What is expected — Return all lines where the word "JSON" can be found.

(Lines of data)
--- start ---

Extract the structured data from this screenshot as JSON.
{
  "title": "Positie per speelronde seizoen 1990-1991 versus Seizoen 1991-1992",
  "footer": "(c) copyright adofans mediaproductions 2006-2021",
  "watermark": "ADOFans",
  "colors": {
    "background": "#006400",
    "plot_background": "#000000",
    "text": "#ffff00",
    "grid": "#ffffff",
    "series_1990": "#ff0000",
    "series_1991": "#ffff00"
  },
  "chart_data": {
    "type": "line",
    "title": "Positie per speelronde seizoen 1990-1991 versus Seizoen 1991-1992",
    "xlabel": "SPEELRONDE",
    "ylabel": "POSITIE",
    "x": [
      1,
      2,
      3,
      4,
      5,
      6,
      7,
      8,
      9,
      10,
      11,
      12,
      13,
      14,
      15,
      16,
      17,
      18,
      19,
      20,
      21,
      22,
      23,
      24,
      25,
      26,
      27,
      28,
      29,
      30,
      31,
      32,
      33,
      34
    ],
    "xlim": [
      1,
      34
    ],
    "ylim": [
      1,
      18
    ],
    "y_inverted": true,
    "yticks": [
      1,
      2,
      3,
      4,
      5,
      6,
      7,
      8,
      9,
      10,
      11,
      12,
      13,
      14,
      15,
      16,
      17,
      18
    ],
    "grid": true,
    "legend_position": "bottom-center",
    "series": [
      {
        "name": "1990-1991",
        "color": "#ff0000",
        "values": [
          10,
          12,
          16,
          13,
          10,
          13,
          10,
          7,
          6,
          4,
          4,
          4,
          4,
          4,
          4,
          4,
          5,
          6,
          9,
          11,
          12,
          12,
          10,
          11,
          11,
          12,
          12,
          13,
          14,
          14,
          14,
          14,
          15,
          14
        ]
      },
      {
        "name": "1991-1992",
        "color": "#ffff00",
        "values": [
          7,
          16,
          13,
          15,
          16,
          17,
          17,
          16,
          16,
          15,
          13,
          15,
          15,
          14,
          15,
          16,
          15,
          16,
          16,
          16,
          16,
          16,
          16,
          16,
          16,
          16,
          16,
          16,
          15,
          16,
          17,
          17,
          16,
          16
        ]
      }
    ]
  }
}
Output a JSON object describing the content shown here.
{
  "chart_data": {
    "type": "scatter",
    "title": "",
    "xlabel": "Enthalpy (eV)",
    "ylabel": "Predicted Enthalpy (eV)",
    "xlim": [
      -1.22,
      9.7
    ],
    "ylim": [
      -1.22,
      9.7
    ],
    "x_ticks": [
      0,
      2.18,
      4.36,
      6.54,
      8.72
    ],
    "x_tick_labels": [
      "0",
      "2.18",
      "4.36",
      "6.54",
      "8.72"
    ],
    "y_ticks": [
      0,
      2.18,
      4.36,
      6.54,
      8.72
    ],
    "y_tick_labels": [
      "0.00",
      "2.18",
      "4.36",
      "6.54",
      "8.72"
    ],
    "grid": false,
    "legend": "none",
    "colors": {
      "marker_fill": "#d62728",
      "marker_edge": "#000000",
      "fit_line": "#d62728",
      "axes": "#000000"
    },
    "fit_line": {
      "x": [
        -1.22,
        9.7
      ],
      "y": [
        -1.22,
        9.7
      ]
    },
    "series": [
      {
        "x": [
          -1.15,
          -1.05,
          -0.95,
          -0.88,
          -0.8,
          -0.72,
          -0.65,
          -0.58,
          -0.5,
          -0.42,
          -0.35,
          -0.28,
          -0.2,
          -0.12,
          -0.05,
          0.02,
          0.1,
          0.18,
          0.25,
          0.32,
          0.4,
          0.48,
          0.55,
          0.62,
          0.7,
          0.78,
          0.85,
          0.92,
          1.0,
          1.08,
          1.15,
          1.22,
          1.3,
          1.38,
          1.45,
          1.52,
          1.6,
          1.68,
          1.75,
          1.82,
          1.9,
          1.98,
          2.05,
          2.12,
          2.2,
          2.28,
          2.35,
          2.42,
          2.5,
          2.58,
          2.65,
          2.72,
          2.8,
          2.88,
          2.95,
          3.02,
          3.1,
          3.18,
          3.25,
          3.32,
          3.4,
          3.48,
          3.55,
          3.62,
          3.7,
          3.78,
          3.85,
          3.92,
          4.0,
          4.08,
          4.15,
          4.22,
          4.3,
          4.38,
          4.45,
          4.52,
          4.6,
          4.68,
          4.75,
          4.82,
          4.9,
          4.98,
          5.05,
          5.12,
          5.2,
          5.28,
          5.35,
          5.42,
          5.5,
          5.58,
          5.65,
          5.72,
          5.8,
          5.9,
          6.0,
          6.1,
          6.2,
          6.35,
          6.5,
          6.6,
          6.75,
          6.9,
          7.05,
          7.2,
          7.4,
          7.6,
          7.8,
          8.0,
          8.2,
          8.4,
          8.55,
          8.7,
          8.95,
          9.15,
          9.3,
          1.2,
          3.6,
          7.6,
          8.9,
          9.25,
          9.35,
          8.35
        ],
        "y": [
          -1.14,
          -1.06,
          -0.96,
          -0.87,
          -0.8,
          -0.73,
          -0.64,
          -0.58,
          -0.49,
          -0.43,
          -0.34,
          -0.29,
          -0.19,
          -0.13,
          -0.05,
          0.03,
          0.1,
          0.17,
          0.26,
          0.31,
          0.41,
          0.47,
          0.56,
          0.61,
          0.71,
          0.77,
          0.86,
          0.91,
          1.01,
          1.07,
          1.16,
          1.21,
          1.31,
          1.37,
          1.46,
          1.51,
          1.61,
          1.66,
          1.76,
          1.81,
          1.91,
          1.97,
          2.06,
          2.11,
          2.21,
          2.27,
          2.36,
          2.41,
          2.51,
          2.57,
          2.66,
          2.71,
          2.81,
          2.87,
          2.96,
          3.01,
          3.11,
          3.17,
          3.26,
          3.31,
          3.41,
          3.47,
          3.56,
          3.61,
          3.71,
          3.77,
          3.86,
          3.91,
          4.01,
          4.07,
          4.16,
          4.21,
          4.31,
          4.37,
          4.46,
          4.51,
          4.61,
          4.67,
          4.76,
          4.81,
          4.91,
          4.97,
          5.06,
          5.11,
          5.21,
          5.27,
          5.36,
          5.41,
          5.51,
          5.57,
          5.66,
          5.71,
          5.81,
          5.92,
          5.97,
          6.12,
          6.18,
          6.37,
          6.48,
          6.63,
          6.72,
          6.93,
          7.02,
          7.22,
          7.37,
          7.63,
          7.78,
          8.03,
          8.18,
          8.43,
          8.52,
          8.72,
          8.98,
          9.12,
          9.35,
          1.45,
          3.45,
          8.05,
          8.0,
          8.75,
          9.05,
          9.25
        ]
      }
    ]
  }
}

--- end ---

Solution to the problem —
Extract the structured data from this screenshot as JSON.
Output a JSON object describing the content shown here.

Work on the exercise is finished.